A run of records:
○ ○ ○
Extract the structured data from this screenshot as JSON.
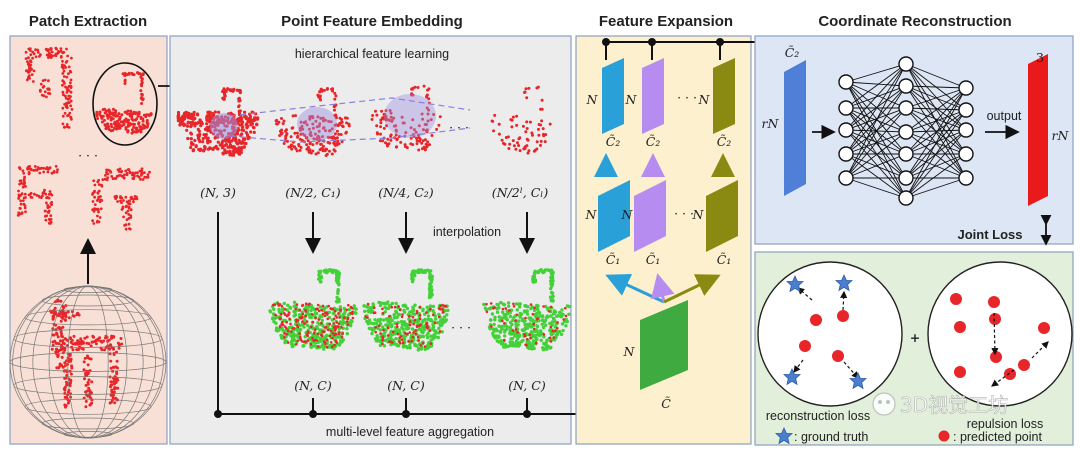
{
  "headers": {
    "patch_extraction": "Patch Extraction",
    "point_feature_embedding": "Point Feature Embedding",
    "feature_expansion": "Feature Expansion",
    "coordinate_reconstruction": "Coordinate Reconstruction"
  },
  "embedding": {
    "hierarchical": "hierarchical feature learning",
    "interpolation": "interpolation",
    "aggregation": "multi-level feature aggregation",
    "levels": [
      "(N, 3)",
      "(N/2, C₁)",
      "(N/4, C₂)",
      "(N/2ˡ, Cₗ)"
    ],
    "interp_levels": [
      "(N, C)",
      "(N, C)",
      "(N, C)"
    ]
  },
  "expansion": {
    "N": "N",
    "C_tilde": "C̃",
    "C1_tilde": "C̃₁",
    "C2_tilde": "C̃₂",
    "ellipsis": "· · ·",
    "colors": {
      "blue": "#2aa0d8",
      "purple": "#b68cf0",
      "olive": "#8a8a12",
      "green": "#3faa3f"
    }
  },
  "reconstruction": {
    "rN": "rN",
    "C2_tilde": "C̃₂",
    "output": "output",
    "three": "3",
    "joint_loss": "Joint Loss"
  },
  "loss": {
    "reconstruction_loss": "reconstruction loss",
    "repulsion_loss": "repulsion loss",
    "ground_truth": ": ground truth",
    "predicted_point": ": predicted point"
  },
  "watermark": "3D视觉工坊",
  "colors": {
    "panel_pink": "#f9e0d6",
    "panel_gray": "#ececec",
    "panel_yellow": "#fdf0cf",
    "panel_blue": "#dde6f4",
    "panel_green": "#e2efda",
    "points_red": "#e8262a",
    "points_green": "#43d13a",
    "star_blue": "#4a7fd0",
    "output_red": "#ea1a1a",
    "layer_blue": "#4f7fd6"
  }
}
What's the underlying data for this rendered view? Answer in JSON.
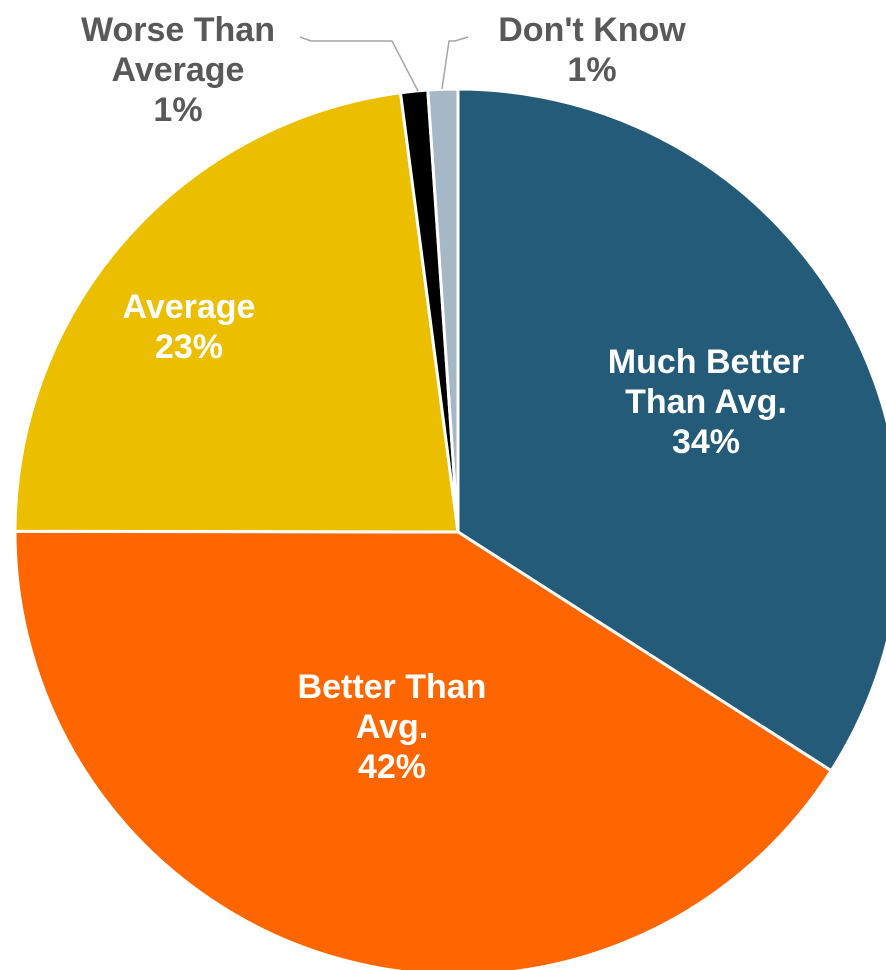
{
  "chart_data": {
    "type": "pie",
    "start_angle_deg": 0,
    "direction": "clockwise",
    "slices": [
      {
        "label": [
          "Much Better",
          "Than Avg."
        ],
        "percent_label": "34%",
        "value": 34.5,
        "color": "#235B79",
        "label_color": "#ffffff",
        "label_position": "inside"
      },
      {
        "label": [
          "Better Than",
          "Avg."
        ],
        "percent_label": "42%",
        "value": 41.5,
        "color": "#FF6600",
        "label_color": "#ffffff",
        "label_position": "inside"
      },
      {
        "label": [
          "Average"
        ],
        "percent_label": "23%",
        "value": 23.2,
        "color": "#EBBE00",
        "label_color": "#ffffff",
        "label_position": "inside"
      },
      {
        "label": [
          "Worse Than",
          "Average"
        ],
        "percent_label": "1%",
        "value": 1.0,
        "color": "#000000",
        "label_color": "#595959",
        "label_position": "outside"
      },
      {
        "label": [
          "Don't Know"
        ],
        "percent_label": "1%",
        "value": 1.1,
        "color": "#A6B7C6",
        "label_color": "#595959",
        "label_position": "outside"
      }
    ],
    "legend": "none",
    "title": ""
  }
}
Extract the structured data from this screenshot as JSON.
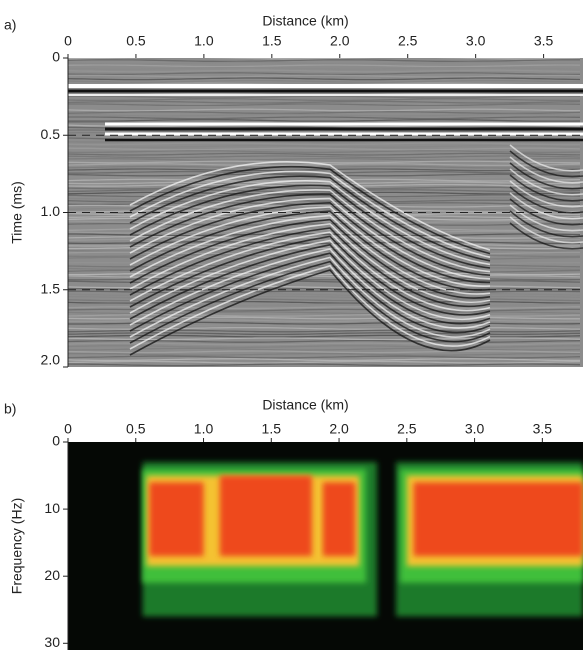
{
  "chart_data": [
    {
      "type": "seismic",
      "panel_label": "a)",
      "xlabel": "Distance (km)",
      "ylabel": "Time (ms)",
      "xlim": [
        0,
        3.79
      ],
      "xticks": [
        0,
        0.5,
        {
          "value": 1,
          "label": "1.0"
        },
        1.5,
        {
          "value": 2,
          "label": "2.0"
        },
        2.5,
        {
          "value": 3,
          "label": "3.0"
        },
        3.5
      ],
      "ylim": [
        0,
        2
      ],
      "yticks": [
        0,
        0.5,
        {
          "value": 1,
          "label": "1.0"
        },
        1.5,
        {
          "value": 2,
          "label": "2.0"
        }
      ],
      "y_inverted": true,
      "grid": true
    },
    {
      "type": "spectrogram",
      "panel_label": "b)",
      "xlabel": "Distance (km)",
      "ylabel": "Frequency (Hz)",
      "xlim": [
        0,
        3.8
      ],
      "xticks": [
        0,
        0.5,
        {
          "value": 1,
          "label": "1.0"
        },
        1.5,
        {
          "value": 2,
          "label": "2.0"
        },
        2.5,
        {
          "value": 3,
          "label": "3.0"
        },
        3.5
      ],
      "ylim": [
        0,
        31
      ],
      "yticks": [
        0,
        10,
        20,
        30
      ],
      "y_inverted": true,
      "grid": false
    }
  ]
}
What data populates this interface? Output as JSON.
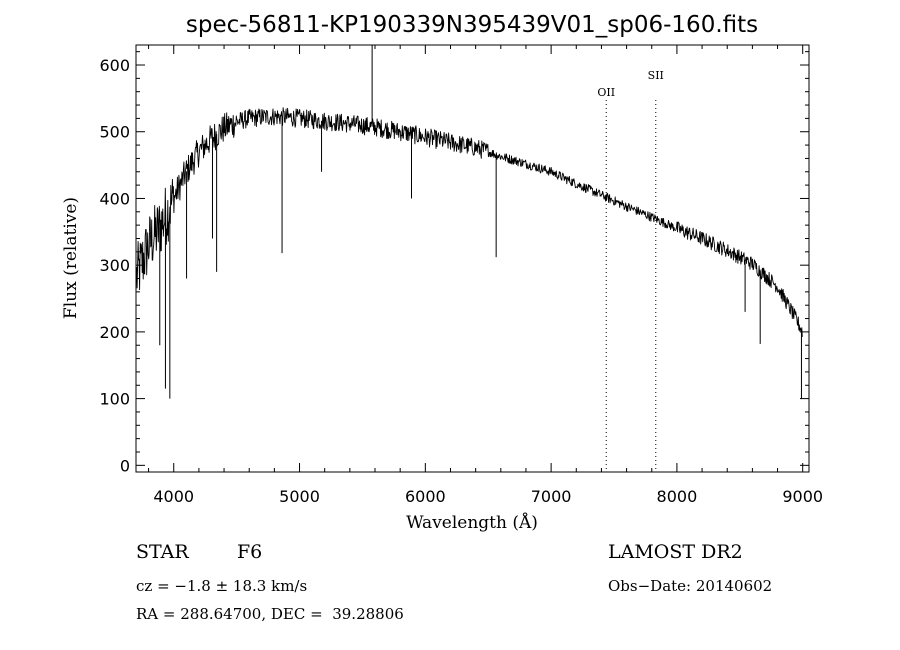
{
  "chart_data": {
    "type": "line",
    "title": "spec-56811-KP190339N395439V01_sp06-160.fits",
    "xlabel": "Wavelength (Å)",
    "ylabel": "Flux (relative)",
    "xlim": [
      3700,
      9050
    ],
    "ylim": [
      -10,
      630
    ],
    "xticks": [
      4000,
      5000,
      6000,
      7000,
      8000,
      9000
    ],
    "yticks": [
      0,
      100,
      200,
      300,
      400,
      500,
      600
    ],
    "xtick_labels": [
      "4000",
      "5000",
      "6000",
      "7000",
      "8000",
      "9000"
    ],
    "ytick_labels": [
      "0",
      "100",
      "200",
      "300",
      "400",
      "500",
      "600"
    ],
    "grid": false,
    "continuum": {
      "x": [
        3700,
        3800,
        3900,
        4000,
        4100,
        4200,
        4300,
        4400,
        4500,
        4600,
        4700,
        4800,
        4900,
        5000,
        5200,
        5400,
        5600,
        5800,
        6000,
        6200,
        6400,
        6500,
        6600,
        6800,
        7000,
        7200,
        7400,
        7600,
        7800,
        8000,
        8200,
        8400,
        8600,
        8800,
        8950,
        9000
      ],
      "y": [
        280,
        330,
        360,
        400,
        440,
        470,
        490,
        505,
        515,
        520,
        522,
        523,
        522,
        520,
        516,
        512,
        507,
        500,
        492,
        484,
        476,
        470,
        463,
        452,
        440,
        422,
        405,
        388,
        372,
        355,
        340,
        322,
        302,
        268,
        218,
        200
      ],
      "noise": [
        {
          "x0": 3700,
          "x1": 4000,
          "amp": 95
        },
        {
          "x0": 4000,
          "x1": 4500,
          "amp": 45
        },
        {
          "x0": 4500,
          "x1": 6500,
          "amp": 28
        },
        {
          "x0": 6500,
          "x1": 8000,
          "amp": 14
        },
        {
          "x0": 8000,
          "x1": 9000,
          "amp": 22
        }
      ]
    },
    "features": [
      {
        "x": 3934,
        "y": 115
      },
      {
        "x": 3969,
        "y": 100
      },
      {
        "x": 3889,
        "y": 180
      },
      {
        "x": 4102,
        "y": 280
      },
      {
        "x": 4308,
        "y": 340
      },
      {
        "x": 4341,
        "y": 290
      },
      {
        "x": 4861,
        "y": 318
      },
      {
        "x": 5175,
        "y": 440
      },
      {
        "x": 5577,
        "y": 630
      },
      {
        "x": 5890,
        "y": 400
      },
      {
        "x": 6563,
        "y": 312
      },
      {
        "x": 8542,
        "y": 230
      },
      {
        "x": 8662,
        "y": 182
      },
      {
        "x": 8990,
        "y": 100
      }
    ],
    "marker_lines": [
      {
        "label": "OII",
        "x": 7438
      },
      {
        "label": "SII",
        "x": 7832
      }
    ]
  },
  "info": {
    "class": "STAR",
    "subclass": "F6",
    "survey": "LAMOST DR2",
    "cz": "cz = −1.8 ± 18.3 km/s",
    "obs_date": "Obs−Date: 20140602",
    "coords": "RA = 288.64700, DEC =  39.28806"
  }
}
○ ○ ○
## Instructions to follow
Quote the records in full and exactly; skip any image.

## Result of this task
Extract the structured data from this screenshot as JSON.
{
  "headers": {
    "patch_extraction": "Patch Extraction",
    "point_feature_embedding": "Point Feature Embedding",
    "feature_expansion": "Feature Expansion",
    "coordinate_reconstruction": "Coordinate Reconstruction"
  },
  "embedding": {
    "hierarchical": "hierarchical feature learning",
    "interpolation": "interpolation",
    "aggregation": "multi-level feature aggregation",
    "levels": [
      "(N, 3)",
      "(N/2, C₁)",
      "(N/4, C₂)",
      "(N/2ˡ, Cₗ)"
    ],
    "interp_levels": [
      "(N, C)",
      "(N, C)",
      "(N, C)"
    ]
  },
  "expansion": {
    "N": "N",
    "C_tilde": "C̃",
    "C1_tilde": "C̃₁",
    "C2_tilde": "C̃₂",
    "ellipsis": "· · ·",
    "colors": {
      "blue": "#2aa0d8",
      "purple": "#b68cf0",
      "olive": "#8a8a12",
      "green": "#3faa3f"
    }
  },
  "reconstruction": {
    "rN": "rN",
    "C2_tilde": "C̃₂",
    "output": "output",
    "three": "3",
    "joint_loss": "Joint Loss"
  },
  "loss": {
    "reconstruction_loss": "reconstruction loss",
    "repulsion_loss": "repulsion loss",
    "ground_truth": ": ground truth",
    "predicted_point": ": predicted point"
  },
  "watermark": "3D视觉工坊",
  "colors": {
    "panel_pink": "#f9e0d6",
    "panel_gray": "#ececec",
    "panel_yellow": "#fdf0cf",
    "panel_blue": "#dde6f4",
    "panel_green": "#e2efda",
    "points_red": "#e8262a",
    "points_green": "#43d13a",
    "star_blue": "#4a7fd0",
    "output_red": "#ea1a1a",
    "layer_blue": "#4f7fd6"
  }
}
What's the underlying data for this rendered view? Answer in JSON.
{
  "chart_data": {
    "type": "pie",
    "start_angle_deg": 0,
    "direction": "clockwise",
    "slices": [
      {
        "label": [
          "Much Better",
          "Than Avg."
        ],
        "percent_label": "34%",
        "value": 34.5,
        "color": "#235B79",
        "label_color": "#ffffff",
        "label_position": "inside"
      },
      {
        "label": [
          "Better Than",
          "Avg."
        ],
        "percent_label": "42%",
        "value": 41.5,
        "color": "#FF6600",
        "label_color": "#ffffff",
        "label_position": "inside"
      },
      {
        "label": [
          "Average"
        ],
        "percent_label": "23%",
        "value": 23.2,
        "color": "#EBBE00",
        "label_color": "#ffffff",
        "label_position": "inside"
      },
      {
        "label": [
          "Worse Than",
          "Average"
        ],
        "percent_label": "1%",
        "value": 1.0,
        "color": "#000000",
        "label_color": "#595959",
        "label_position": "outside"
      },
      {
        "label": [
          "Don't Know"
        ],
        "percent_label": "1%",
        "value": 1.1,
        "color": "#A6B7C6",
        "label_color": "#595959",
        "label_position": "outside"
      }
    ],
    "legend": "none",
    "title": ""
  }
}
Extract the structured data from this screenshot as JSON.
{
  "chart_data": [
    {
      "type": "seismic",
      "panel_label": "a)",
      "xlabel": "Distance (km)",
      "ylabel": "Time (ms)",
      "xlim": [
        0,
        3.79
      ],
      "xticks": [
        0,
        0.5,
        {
          "value": 1,
          "label": "1.0"
        },
        1.5,
        {
          "value": 2,
          "label": "2.0"
        },
        2.5,
        {
          "value": 3,
          "label": "3.0"
        },
        3.5
      ],
      "ylim": [
        0,
        2
      ],
      "yticks": [
        0,
        0.5,
        {
          "value": 1,
          "label": "1.0"
        },
        1.5,
        {
          "value": 2,
          "label": "2.0"
        }
      ],
      "y_inverted": true,
      "grid": true
    },
    {
      "type": "spectrogram",
      "panel_label": "b)",
      "xlabel": "Distance (km)",
      "ylabel": "Frequency (Hz)",
      "xlim": [
        0,
        3.8
      ],
      "xticks": [
        0,
        0.5,
        {
          "value": 1,
          "label": "1.0"
        },
        1.5,
        {
          "value": 2,
          "label": "2.0"
        },
        2.5,
        {
          "value": 3,
          "label": "3.0"
        },
        3.5
      ],
      "ylim": [
        0,
        31
      ],
      "yticks": [
        0,
        10,
        20,
        30
      ],
      "y_inverted": true,
      "grid": false
    }
  ]
}
What data populates this interface? Output as JSON.
{
  "chart_data": {
    "type": "line",
    "title": "spec-56811-KP190339N395439V01_sp06-160.fits",
    "xlabel": "Wavelength (Å)",
    "ylabel": "Flux (relative)",
    "xlim": [
      3700,
      9050
    ],
    "ylim": [
      -10,
      630
    ],
    "xticks": [
      4000,
      5000,
      6000,
      7000,
      8000,
      9000
    ],
    "yticks": [
      0,
      100,
      200,
      300,
      400,
      500,
      600
    ],
    "xtick_labels": [
      "4000",
      "5000",
      "6000",
      "7000",
      "8000",
      "9000"
    ],
    "ytick_labels": [
      "0",
      "100",
      "200",
      "300",
      "400",
      "500",
      "600"
    ],
    "grid": false,
    "continuum": {
      "x": [
        3700,
        3800,
        3900,
        4000,
        4100,
        4200,
        4300,
        4400,
        4500,
        4600,
        4700,
        4800,
        4900,
        5000,
        5200,
        5400,
        5600,
        5800,
        6000,
        6200,
        6400,
        6500,
        6600,
        6800,
        7000,
        7200,
        7400,
        7600,
        7800,
        8000,
        8200,
        8400,
        8600,
        8800,
        8950,
        9000
      ],
      "y": [
        280,
        330,
        360,
        400,
        440,
        470,
        490,
        505,
        515,
        520,
        522,
        523,
        522,
        520,
        516,
        512,
        507,
        500,
        492,
        484,
        476,
        470,
        463,
        452,
        440,
        422,
        405,
        388,
        372,
        355,
        340,
        322,
        302,
        268,
        218,
        200
      ],
      "noise": [
        {
          "x0": 3700,
          "x1": 4000,
          "amp": 95
        },
        {
          "x0": 4000,
          "x1": 4500,
          "amp": 45
        },
        {
          "x0": 4500,
          "x1": 6500,
          "amp": 28
        },
        {
          "x0": 6500,
          "x1": 8000,
          "amp": 14
        },
        {
          "x0": 8000,
          "x1": 9000,
          "amp": 22
        }
      ]
    },
    "features": [
      {
        "x": 3934,
        "y": 115
      },
      {
        "x": 3969,
        "y": 100
      },
      {
        "x": 3889,
        "y": 180
      },
      {
        "x": 4102,
        "y": 280
      },
      {
        "x": 4308,
        "y": 340
      },
      {
        "x": 4341,
        "y": 290
      },
      {
        "x": 4861,
        "y": 318
      },
      {
        "x": 5175,
        "y": 440
      },
      {
        "x": 5577,
        "y": 630
      },
      {
        "x": 5890,
        "y": 400
      },
      {
        "x": 6563,
        "y": 312
      },
      {
        "x": 8542,
        "y": 230
      },
      {
        "x": 8662,
        "y": 182
      },
      {
        "x": 8990,
        "y": 100
      }
    ],
    "marker_lines": [
      {
        "label": "OII",
        "x": 7438
      },
      {
        "label": "SII",
        "x": 7832
      }
    ]
  },
  "info": {
    "class": "STAR",
    "subclass": "F6",
    "survey": "LAMOST DR2",
    "cz": "cz = −1.8 ± 18.3 km/s",
    "obs_date": "Obs−Date: 20140602",
    "coords": "RA = 288.64700, DEC =  39.28806"
  }
}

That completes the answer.